INPUT
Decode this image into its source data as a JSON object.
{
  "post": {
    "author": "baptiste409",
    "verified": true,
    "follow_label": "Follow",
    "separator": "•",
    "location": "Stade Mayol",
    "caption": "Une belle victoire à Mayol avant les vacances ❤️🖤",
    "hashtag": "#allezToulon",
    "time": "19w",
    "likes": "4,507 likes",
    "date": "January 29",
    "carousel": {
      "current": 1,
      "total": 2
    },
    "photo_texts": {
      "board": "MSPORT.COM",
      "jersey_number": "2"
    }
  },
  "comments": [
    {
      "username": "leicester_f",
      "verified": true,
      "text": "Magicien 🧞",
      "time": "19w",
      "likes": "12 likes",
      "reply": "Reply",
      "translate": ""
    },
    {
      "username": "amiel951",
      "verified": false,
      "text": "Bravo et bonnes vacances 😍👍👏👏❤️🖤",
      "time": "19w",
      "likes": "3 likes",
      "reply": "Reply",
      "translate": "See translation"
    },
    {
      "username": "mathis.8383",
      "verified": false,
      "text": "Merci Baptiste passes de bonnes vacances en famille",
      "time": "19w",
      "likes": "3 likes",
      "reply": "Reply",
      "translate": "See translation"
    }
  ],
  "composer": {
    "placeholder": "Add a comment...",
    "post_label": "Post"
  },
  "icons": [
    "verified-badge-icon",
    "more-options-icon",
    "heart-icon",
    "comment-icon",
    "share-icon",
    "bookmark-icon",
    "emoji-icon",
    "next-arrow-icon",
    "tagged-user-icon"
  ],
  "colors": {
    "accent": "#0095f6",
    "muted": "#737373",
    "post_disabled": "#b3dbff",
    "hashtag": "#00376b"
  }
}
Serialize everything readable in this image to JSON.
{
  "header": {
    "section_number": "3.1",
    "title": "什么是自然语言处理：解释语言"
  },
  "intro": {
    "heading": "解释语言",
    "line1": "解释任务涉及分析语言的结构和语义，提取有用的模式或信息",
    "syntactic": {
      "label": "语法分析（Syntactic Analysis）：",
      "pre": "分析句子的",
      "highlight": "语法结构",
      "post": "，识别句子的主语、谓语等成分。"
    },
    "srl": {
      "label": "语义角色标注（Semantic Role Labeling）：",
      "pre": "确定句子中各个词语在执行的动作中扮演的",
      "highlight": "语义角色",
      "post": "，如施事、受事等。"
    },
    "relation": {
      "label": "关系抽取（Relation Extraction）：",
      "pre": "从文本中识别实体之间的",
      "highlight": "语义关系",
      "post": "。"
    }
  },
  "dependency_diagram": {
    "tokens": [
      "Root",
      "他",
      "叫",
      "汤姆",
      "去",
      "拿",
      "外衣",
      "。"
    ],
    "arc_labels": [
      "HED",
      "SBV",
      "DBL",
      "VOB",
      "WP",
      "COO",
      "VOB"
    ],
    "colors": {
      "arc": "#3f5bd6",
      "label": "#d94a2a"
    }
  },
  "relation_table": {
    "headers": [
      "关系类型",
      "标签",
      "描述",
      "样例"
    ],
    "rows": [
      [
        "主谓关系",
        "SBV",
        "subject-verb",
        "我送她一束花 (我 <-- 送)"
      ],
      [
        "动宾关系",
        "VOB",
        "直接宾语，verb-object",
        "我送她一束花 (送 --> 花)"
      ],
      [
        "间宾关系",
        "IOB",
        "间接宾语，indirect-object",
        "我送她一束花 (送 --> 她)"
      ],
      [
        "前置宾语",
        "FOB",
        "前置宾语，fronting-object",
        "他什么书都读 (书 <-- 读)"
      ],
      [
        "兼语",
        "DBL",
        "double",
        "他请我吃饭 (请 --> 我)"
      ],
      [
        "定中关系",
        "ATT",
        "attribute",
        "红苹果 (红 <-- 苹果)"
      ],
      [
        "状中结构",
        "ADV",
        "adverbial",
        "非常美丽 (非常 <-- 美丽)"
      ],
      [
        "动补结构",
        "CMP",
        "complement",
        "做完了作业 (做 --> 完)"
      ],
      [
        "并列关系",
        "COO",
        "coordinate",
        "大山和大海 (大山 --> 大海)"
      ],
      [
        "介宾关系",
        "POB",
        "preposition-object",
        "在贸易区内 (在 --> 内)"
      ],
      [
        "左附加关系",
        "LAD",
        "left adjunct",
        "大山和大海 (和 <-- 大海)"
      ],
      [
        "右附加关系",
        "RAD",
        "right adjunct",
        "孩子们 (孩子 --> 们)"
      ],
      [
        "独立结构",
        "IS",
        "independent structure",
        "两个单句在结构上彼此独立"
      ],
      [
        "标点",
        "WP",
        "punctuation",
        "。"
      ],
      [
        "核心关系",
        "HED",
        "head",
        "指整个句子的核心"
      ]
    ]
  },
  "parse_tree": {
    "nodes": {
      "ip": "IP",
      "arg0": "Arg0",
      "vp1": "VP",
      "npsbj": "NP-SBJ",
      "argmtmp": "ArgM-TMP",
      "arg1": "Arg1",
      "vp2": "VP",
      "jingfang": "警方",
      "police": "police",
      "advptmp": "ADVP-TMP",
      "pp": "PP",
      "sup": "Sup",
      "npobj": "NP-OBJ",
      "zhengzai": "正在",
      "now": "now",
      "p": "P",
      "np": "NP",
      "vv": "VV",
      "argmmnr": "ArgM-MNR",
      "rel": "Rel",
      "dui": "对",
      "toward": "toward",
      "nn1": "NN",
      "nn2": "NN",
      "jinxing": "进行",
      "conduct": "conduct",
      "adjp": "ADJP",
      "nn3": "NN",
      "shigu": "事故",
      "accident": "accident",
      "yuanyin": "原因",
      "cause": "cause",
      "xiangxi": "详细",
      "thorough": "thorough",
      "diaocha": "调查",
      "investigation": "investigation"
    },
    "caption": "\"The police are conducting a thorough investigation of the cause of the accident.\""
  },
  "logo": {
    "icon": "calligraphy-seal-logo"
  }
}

EXERCISE OBJECTIVE
Filter lines by "vacances" and return each hit.

TASK OUTPUT
    "caption": "Une belle victoire à Mayol avant les vacances ❤️🖤",
      "text": "Bravo et bonnes vacances 😍👍👏👏❤️🖤",
      "text": "Merci Baptiste passes de bonnes vacances en famille",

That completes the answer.